- Stored rows
-=-=-=-=-

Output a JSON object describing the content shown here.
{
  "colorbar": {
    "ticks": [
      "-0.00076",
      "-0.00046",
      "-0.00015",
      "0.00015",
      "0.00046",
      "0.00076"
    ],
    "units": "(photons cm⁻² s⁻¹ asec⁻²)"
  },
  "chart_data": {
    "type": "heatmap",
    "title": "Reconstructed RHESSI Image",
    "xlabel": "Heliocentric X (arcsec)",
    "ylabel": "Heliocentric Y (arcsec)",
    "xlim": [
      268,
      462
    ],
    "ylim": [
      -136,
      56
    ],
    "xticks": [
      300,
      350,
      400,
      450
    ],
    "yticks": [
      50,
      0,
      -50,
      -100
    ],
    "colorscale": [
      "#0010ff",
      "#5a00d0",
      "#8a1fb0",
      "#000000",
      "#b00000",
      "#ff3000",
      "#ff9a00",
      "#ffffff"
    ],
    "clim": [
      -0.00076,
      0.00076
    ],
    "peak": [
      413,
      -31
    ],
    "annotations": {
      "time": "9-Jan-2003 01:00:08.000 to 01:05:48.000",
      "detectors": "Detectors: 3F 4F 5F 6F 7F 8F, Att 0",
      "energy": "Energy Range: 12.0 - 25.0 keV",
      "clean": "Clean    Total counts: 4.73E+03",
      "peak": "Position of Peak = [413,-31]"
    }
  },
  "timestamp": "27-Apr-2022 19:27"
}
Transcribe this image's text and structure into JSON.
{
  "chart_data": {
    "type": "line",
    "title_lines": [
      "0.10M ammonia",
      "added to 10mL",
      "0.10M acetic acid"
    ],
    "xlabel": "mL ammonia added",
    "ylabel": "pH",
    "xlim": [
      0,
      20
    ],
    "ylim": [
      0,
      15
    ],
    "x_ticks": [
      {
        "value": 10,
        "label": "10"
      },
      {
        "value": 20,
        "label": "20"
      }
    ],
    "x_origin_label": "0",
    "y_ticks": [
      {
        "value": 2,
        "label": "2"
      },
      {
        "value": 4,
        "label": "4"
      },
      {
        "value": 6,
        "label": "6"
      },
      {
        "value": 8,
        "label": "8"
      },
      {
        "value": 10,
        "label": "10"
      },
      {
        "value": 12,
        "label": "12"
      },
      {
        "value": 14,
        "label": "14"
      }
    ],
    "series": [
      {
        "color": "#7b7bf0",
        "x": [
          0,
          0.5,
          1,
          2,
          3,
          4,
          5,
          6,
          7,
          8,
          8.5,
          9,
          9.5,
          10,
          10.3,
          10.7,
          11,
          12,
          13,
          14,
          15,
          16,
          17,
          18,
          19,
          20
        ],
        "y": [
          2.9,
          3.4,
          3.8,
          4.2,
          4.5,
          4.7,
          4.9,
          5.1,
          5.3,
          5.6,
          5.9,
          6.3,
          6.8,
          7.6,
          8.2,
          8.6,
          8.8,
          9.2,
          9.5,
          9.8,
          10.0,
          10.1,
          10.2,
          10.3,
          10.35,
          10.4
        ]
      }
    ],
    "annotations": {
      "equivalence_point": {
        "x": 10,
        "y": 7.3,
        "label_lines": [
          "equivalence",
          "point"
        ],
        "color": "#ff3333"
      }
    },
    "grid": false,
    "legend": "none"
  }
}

-=-=-=-=-

- Problem requirements
Say how many lines in the entries contain the string "Heliocentric", and leave out everything else.

- Full answer
2